### GOAL OF THE EXERCISE
Please copy the following records word for word, without changing anything.

### RECORDED DATA
········
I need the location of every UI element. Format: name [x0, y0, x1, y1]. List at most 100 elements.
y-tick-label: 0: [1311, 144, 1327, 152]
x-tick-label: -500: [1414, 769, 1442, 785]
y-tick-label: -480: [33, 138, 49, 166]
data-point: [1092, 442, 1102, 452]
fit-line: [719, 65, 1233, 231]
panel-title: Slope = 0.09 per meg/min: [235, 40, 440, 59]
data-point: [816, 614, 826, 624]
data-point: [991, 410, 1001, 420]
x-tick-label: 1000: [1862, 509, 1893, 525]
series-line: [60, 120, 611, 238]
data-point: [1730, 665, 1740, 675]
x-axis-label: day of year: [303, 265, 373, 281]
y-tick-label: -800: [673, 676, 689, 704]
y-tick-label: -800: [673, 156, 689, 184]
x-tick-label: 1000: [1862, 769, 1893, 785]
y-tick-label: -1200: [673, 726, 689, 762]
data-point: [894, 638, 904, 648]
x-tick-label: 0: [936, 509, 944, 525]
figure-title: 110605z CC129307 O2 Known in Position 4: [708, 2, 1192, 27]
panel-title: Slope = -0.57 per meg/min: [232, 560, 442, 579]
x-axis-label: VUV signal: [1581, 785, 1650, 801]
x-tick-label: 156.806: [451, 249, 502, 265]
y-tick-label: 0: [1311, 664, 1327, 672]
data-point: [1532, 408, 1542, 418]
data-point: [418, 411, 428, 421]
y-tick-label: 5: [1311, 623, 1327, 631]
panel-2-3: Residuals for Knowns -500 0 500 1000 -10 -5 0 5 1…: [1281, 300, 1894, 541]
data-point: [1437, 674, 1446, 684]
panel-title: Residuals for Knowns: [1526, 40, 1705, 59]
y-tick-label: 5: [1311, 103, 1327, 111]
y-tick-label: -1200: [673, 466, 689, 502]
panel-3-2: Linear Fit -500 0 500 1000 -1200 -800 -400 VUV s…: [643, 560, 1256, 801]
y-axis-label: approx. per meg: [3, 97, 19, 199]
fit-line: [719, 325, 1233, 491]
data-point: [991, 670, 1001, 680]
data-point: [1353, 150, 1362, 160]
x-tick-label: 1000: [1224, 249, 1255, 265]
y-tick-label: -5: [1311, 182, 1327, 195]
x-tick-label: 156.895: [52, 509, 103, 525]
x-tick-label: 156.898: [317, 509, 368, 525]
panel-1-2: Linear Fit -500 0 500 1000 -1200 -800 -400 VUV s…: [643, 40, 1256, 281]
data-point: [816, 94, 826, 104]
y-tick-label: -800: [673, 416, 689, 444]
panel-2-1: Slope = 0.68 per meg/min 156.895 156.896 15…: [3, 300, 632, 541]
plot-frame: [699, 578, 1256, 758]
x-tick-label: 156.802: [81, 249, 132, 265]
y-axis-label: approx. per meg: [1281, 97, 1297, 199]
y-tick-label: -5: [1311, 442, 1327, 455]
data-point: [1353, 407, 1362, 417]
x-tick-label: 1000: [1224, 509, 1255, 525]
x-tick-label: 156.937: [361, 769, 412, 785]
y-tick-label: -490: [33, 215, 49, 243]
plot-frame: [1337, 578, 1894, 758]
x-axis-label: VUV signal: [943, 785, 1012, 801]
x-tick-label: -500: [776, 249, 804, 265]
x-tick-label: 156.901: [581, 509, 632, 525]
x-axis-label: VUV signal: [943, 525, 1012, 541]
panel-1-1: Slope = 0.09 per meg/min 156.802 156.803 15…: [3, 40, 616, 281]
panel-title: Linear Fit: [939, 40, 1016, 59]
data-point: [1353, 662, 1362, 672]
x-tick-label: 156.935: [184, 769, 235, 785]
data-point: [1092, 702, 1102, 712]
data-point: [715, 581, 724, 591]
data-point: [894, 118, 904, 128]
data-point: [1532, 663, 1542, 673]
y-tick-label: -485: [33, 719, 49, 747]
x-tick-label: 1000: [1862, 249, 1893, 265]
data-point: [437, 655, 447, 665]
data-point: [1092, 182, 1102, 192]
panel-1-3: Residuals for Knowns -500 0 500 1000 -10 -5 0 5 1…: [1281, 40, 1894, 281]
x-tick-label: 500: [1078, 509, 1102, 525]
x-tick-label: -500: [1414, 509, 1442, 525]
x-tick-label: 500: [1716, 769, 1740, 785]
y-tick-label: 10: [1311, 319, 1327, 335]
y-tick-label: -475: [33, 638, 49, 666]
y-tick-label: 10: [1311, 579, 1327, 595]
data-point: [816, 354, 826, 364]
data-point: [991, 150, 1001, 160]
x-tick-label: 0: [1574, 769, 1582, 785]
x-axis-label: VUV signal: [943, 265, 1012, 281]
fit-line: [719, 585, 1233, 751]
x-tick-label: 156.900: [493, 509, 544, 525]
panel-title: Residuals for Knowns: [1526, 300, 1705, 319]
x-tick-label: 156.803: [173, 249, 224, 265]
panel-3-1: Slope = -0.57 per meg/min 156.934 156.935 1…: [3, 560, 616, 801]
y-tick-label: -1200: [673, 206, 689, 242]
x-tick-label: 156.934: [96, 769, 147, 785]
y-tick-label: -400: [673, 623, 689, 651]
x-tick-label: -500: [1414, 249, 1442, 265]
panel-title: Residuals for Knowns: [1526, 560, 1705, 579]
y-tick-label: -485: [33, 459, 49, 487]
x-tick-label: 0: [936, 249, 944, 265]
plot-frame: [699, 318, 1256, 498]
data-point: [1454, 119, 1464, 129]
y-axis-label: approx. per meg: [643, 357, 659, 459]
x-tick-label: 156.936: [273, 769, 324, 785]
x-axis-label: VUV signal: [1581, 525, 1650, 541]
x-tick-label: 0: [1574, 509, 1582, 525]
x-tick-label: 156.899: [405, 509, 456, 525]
········
### ANSWER TO THE PROBLEM
I need the location of every UI element. Format: name [x0, y0, x1, y1]. List at most 100 elements.
y-tick-label: 0: [1311, 144, 1327, 152]
x-tick-label: -500: [1414, 769, 1442, 785]
y-tick-label: -480: [33, 138, 49, 166]
data-point: [1092, 442, 1102, 452]
fit-line: [719, 65, 1233, 231]
panel-title: Slope = 0.09 per meg/min: [235, 40, 440, 59]
data-point: [816, 614, 826, 624]
data-point: [991, 410, 1001, 420]
x-tick-label: 1000: [1862, 509, 1893, 525]
series-line: [60, 120, 611, 238]
data-point: [1730, 665, 1740, 675]
x-axis-label: day of year: [303, 265, 373, 281]
y-tick-label: -800: [673, 676, 689, 704]
y-tick-label: -800: [673, 156, 689, 184]
x-tick-label: 1000: [1862, 769, 1893, 785]
y-tick-label: -1200: [673, 726, 689, 762]
data-point: [894, 638, 904, 648]
x-tick-label: 0: [936, 509, 944, 525]
figure-title: 110605z CC129307 O2 Known in Position 4: [708, 2, 1192, 27]
panel-title: Slope = -0.57 per meg/min: [232, 560, 442, 579]
x-axis-label: VUV signal: [1581, 785, 1650, 801]
x-tick-label: 156.806: [451, 249, 502, 265]
y-tick-label: 0: [1311, 664, 1327, 672]
data-point: [1532, 408, 1542, 418]
data-point: [418, 411, 428, 421]
y-tick-label: 5: [1311, 623, 1327, 631]
panel-2-3: Residuals for Knowns -500 0 500 1000 -10 -5 0 5 1…: [1281, 300, 1894, 541]
data-point: [1437, 674, 1446, 684]
panel-title: Residuals for Knowns: [1526, 40, 1705, 59]
y-tick-label: 5: [1311, 103, 1327, 111]
y-tick-label: -1200: [673, 466, 689, 502]
panel-3-2: Linear Fit -500 0 500 1000 -1200 -800 -400 VUV s…: [643, 560, 1256, 801]
y-axis-label: approx. per meg: [3, 97, 19, 199]
fit-line: [719, 325, 1233, 491]
data-point: [991, 670, 1001, 680]
data-point: [1353, 150, 1362, 160]
x-tick-label: 1000: [1224, 249, 1255, 265]
y-tick-label: -5: [1311, 182, 1327, 195]
x-tick-label: 156.895: [52, 509, 103, 525]
x-tick-label: 156.898: [317, 509, 368, 525]
panel-1-2: Linear Fit -500 0 500 1000 -1200 -800 -400 VUV s…: [643, 40, 1256, 281]
data-point: [816, 94, 826, 104]
y-tick-label: -800: [673, 416, 689, 444]
panel-2-1: Slope = 0.68 per meg/min 156.895 156.896 15…: [3, 300, 632, 541]
plot-frame: [699, 578, 1256, 758]
x-tick-label: 156.802: [81, 249, 132, 265]
y-axis-label: approx. per meg: [1281, 97, 1297, 199]
y-tick-label: -5: [1311, 442, 1327, 455]
data-point: [1353, 407, 1362, 417]
x-tick-label: 1000: [1224, 509, 1255, 525]
x-tick-label: 156.937: [361, 769, 412, 785]
y-tick-label: -490: [33, 215, 49, 243]
plot-frame: [1337, 578, 1894, 758]
x-axis-label: VUV signal: [943, 785, 1012, 801]
x-tick-label: -500: [776, 249, 804, 265]
x-tick-label: 156.901: [581, 509, 632, 525]
x-axis-label: VUV signal: [943, 525, 1012, 541]
panel-1-1: Slope = 0.09 per meg/min 156.802 156.803 15…: [3, 40, 616, 281]
panel-title: Linear Fit: [939, 40, 1016, 59]
data-point: [1353, 662, 1362, 672]
x-tick-label: 156.935: [184, 769, 235, 785]
data-point: [1092, 702, 1102, 712]
data-point: [715, 581, 724, 591]
data-point: [894, 118, 904, 128]
data-point: [1532, 663, 1542, 673]
y-tick-label: -485: [33, 719, 49, 747]
x-tick-label: 1000: [1862, 249, 1893, 265]
data-point: [437, 655, 447, 665]
data-point: [1092, 182, 1102, 192]
panel-1-3: Residuals for Knowns -500 0 500 1000 -10 -5 0 5 1…: [1281, 40, 1894, 281]
x-tick-label: 500: [1078, 509, 1102, 525]
x-tick-label: -500: [1414, 509, 1442, 525]
x-tick-label: 500: [1716, 769, 1740, 785]
y-tick-label: 10: [1311, 319, 1327, 335]
y-tick-label: -475: [33, 638, 49, 666]
y-tick-label: 10: [1311, 579, 1327, 595]
data-point: [816, 354, 826, 364]
data-point: [991, 150, 1001, 160]
x-tick-label: 0: [1574, 769, 1582, 785]
x-axis-label: VUV signal: [943, 265, 1012, 281]
fit-line: [719, 585, 1233, 751]
x-tick-label: 156.900: [493, 509, 544, 525]
panel-title: Residuals for Knowns: [1526, 300, 1705, 319]
x-tick-label: 156.803: [173, 249, 224, 265]
panel-3-1: Slope = -0.57 per meg/min 156.934 156.935 1…: [3, 560, 616, 801]
y-tick-label: -1200: [673, 206, 689, 242]
x-tick-label: 156.934: [96, 769, 147, 785]
y-tick-label: -400: [673, 623, 689, 651]
x-tick-label: -500: [1414, 249, 1442, 265]
panel-title: Residuals for Knowns: [1526, 560, 1705, 579]
y-tick-label: -485: [33, 459, 49, 487]
x-tick-label: 0: [936, 249, 944, 265]
plot-frame: [699, 318, 1256, 498]
data-point: [1454, 119, 1464, 129]
y-axis-label: approx. per meg: [643, 357, 659, 459]
x-tick-label: 156.936: [273, 769, 324, 785]
x-axis-label: VUV signal: [1581, 525, 1650, 541]
x-tick-label: 0: [1574, 509, 1582, 525]
x-tick-label: 156.899: [405, 509, 456, 525]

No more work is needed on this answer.